- What is needed -
Transcribe the full listing exactly, and drop every picture.

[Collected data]
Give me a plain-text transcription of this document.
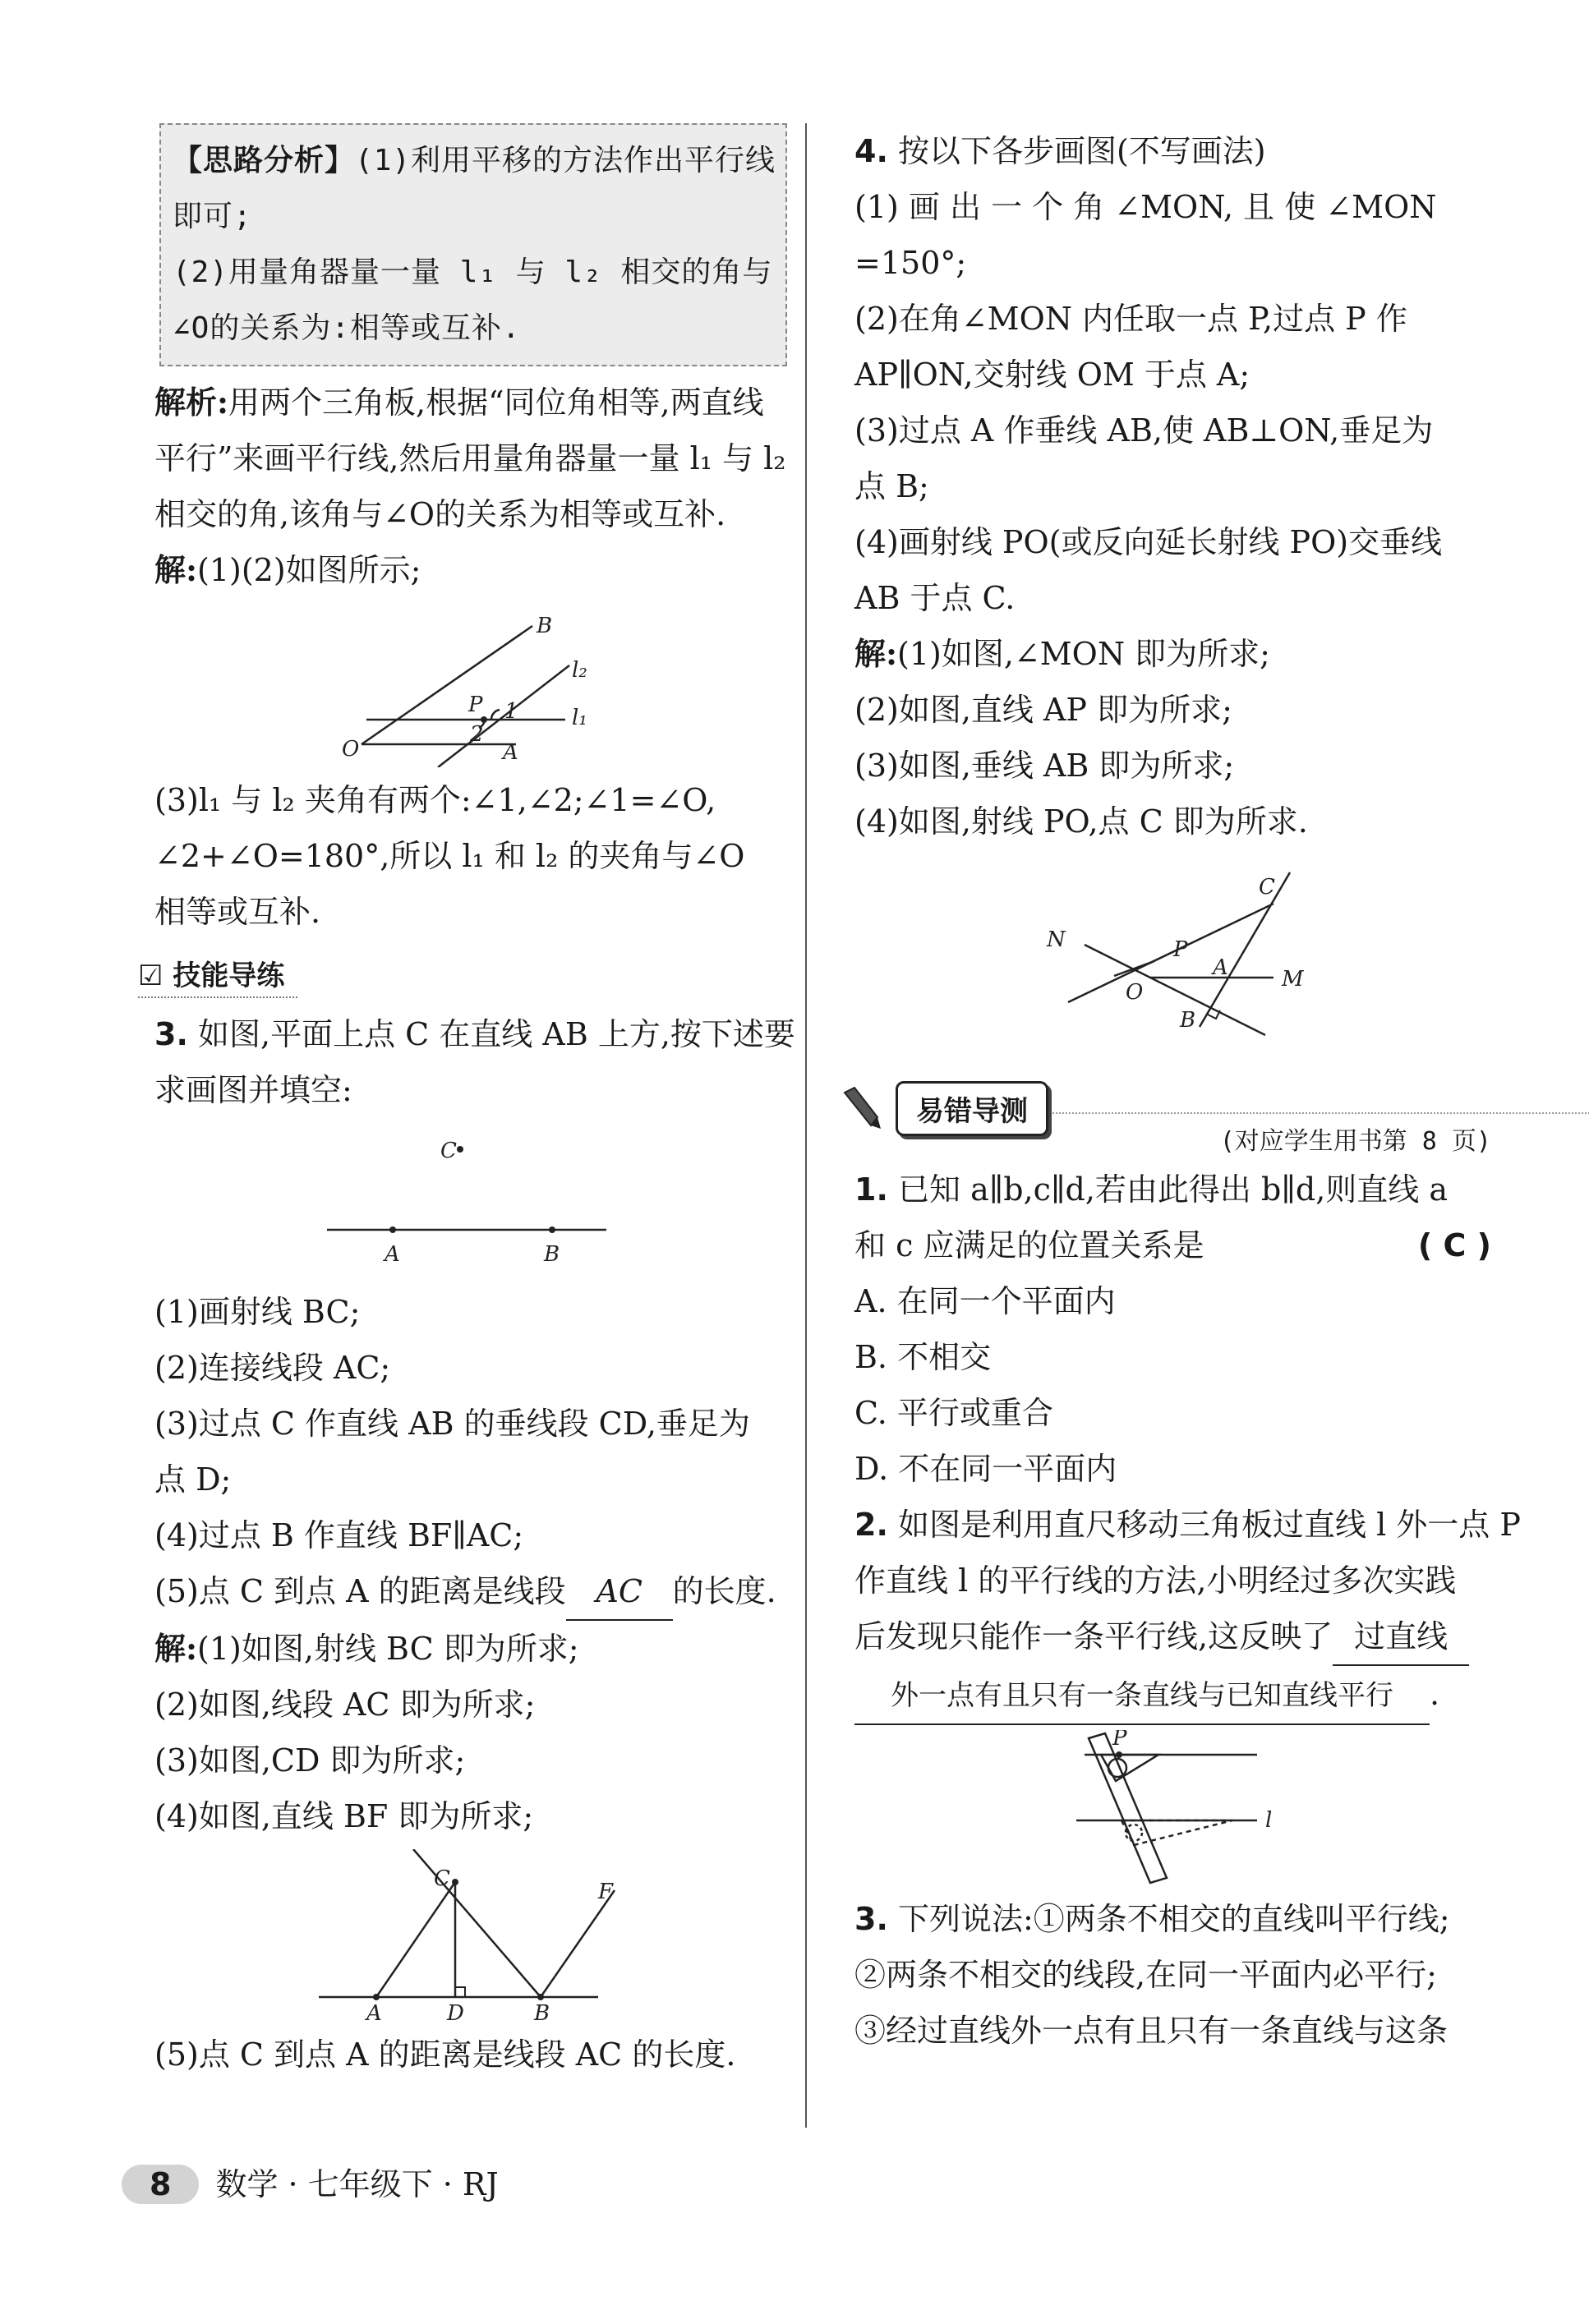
【思路分析】(1)利用平移的方法作出平行线

即可;

(2)用量角器量一量 l₁ 与 l₂ 相交的角与

∠O的关系为:相等或互补.

解析:用两个三角板,根据“同位角相等,两直线

平行”来画平行线,然后用量角器量一量 l₁ 与 l₂

相交的角,该角与∠O的关系为相等或互补.

解:(1)(2)如图所示;

B
l₂
P 1	l₁
O
2
A

(3)l₁ 与 l₂ 夹角有两个:∠1,∠2;∠1=∠O,

∠2+∠O=180°,所以 l₁ 和 l₂ 的夹角与∠O

相等或互补.

☑ 技能导练

3. 如图,平面上点 C 在直线 AB 上方,按下述要

求画图并填空:

C
A	B

(1)画射线 BC;

(2)连接线段 AC;

(3)过点 C 作直线 AB 的垂线段 CD,垂足为

点 D;

(4)过点 B 作直线 BF∥AC;

(5)点 C 到点 A 的距离是线段 AC 的长度.

解:(1)如图,射线 BC 即为所求;

(2)如图,线段 AC 即为所求;

(3)如图,CD 即为所求;

(4)如图,直线 BF 即为所求;

C
F
A	D	B

(5)点 C 到点 A 的距离是线段 AC 的长度.

4. 按以下各步画图(不写画法)

(1) 画 出 一 个 角 ∠MON, 且 使 ∠MON

=150°;

(2)在角∠MON 内任取一点 P,过点 P 作

AP∥ON,交射线 OM 于点 A;

(3)过点 A 作垂线 AB,使 AB⊥ON,垂足为

点 B;

(4)画射线 PO(或反向延长射线 PO)交垂线

AB 于点 C.

解:(1)如图,∠MON 即为所求;

(2)如图,直线 AP 即为所求;

(3)如图,垂线 AB 即为所求;

(4)如图,射线 PO,点 C 即为所求.

C
N	P
A	M
O
B
易错导测

(对应学生用书第 8 页)

1. 已知 a∥b,c∥d,若由此得出 b∥d,则直线 a

和 c 应满足的位置关系是	( C )

A. 在同一个平面内

B. 不相交

C. 平行或重合

D. 不在同一平面内

2. 如图是利用直尺移动三角板过直线 l 外一点 P

作直线 l 的平行线的方法,小明经过多次实践

后发现只能作一条平行线,这反映了 过直线

外一点有且只有一条直线与已知直线平行 .

P
l

3. 下列说法:①两条不相交的直线叫平行线;

②两条不相交的线段,在同一平面内必平行;

③经过直线外一点有且只有一条直线与这条

8 数学 · 七年级下 · RJ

- Output of the task -
Give me a plain-text transcription of this document.
【思路分析】(1)利用平移的方法作出平行线

即可;

(2)用量角器量一量 l₁ 与 l₂ 相交的角与

∠O的关系为:相等或互补.

解析:用两个三角板,根据“同位角相等,两直线

平行”来画平行线,然后用量角器量一量 l₁ 与 l₂

相交的角,该角与∠O的关系为相等或互补.

解:(1)(2)如图所示;

B
l₂
P 1	l₁
O
2
A

(3)l₁ 与 l₂ 夹角有两个:∠1,∠2;∠1=∠O,

∠2+∠O=180°,所以 l₁ 和 l₂ 的夹角与∠O

相等或互补.

☑ 技能导练

3. 如图,平面上点 C 在直线 AB 上方,按下述要

求画图并填空:

C
A	B

(1)画射线 BC;

(2)连接线段 AC;

(3)过点 C 作直线 AB 的垂线段 CD,垂足为

点 D;

(4)过点 B 作直线 BF∥AC;

(5)点 C 到点 A 的距离是线段 AC 的长度.

解:(1)如图,射线 BC 即为所求;

(2)如图,线段 AC 即为所求;

(3)如图,CD 即为所求;

(4)如图,直线 BF 即为所求;

C
F
A	D	B

(5)点 C 到点 A 的距离是线段 AC 的长度.

4. 按以下各步画图(不写画法)

(1) 画 出 一 个 角 ∠MON, 且 使 ∠MON

=150°;

(2)在角∠MON 内任取一点 P,过点 P 作

AP∥ON,交射线 OM 于点 A;

(3)过点 A 作垂线 AB,使 AB⊥ON,垂足为

点 B;

(4)画射线 PO(或反向延长射线 PO)交垂线

AB 于点 C.

解:(1)如图,∠MON 即为所求;

(2)如图,直线 AP 即为所求;

(3)如图,垂线 AB 即为所求;

(4)如图,射线 PO,点 C 即为所求.

C
N	P
A	M
O
B
易错导测

(对应学生用书第 8 页)

1. 已知 a∥b,c∥d,若由此得出 b∥d,则直线 a

和 c 应满足的位置关系是	( C )

A. 在同一个平面内

B. 不相交

C. 平行或重合

D. 不在同一平面内

2. 如图是利用直尺移动三角板过直线 l 外一点 P

作直线 l 的平行线的方法,小明经过多次实践

后发现只能作一条平行线,这反映了 过直线

外一点有且只有一条直线与已知直线平行 .

P
l

3. 下列说法:①两条不相交的直线叫平行线;

②两条不相交的线段,在同一平面内必平行;

③经过直线外一点有且只有一条直线与这条

8 数学 · 七年级下 · RJ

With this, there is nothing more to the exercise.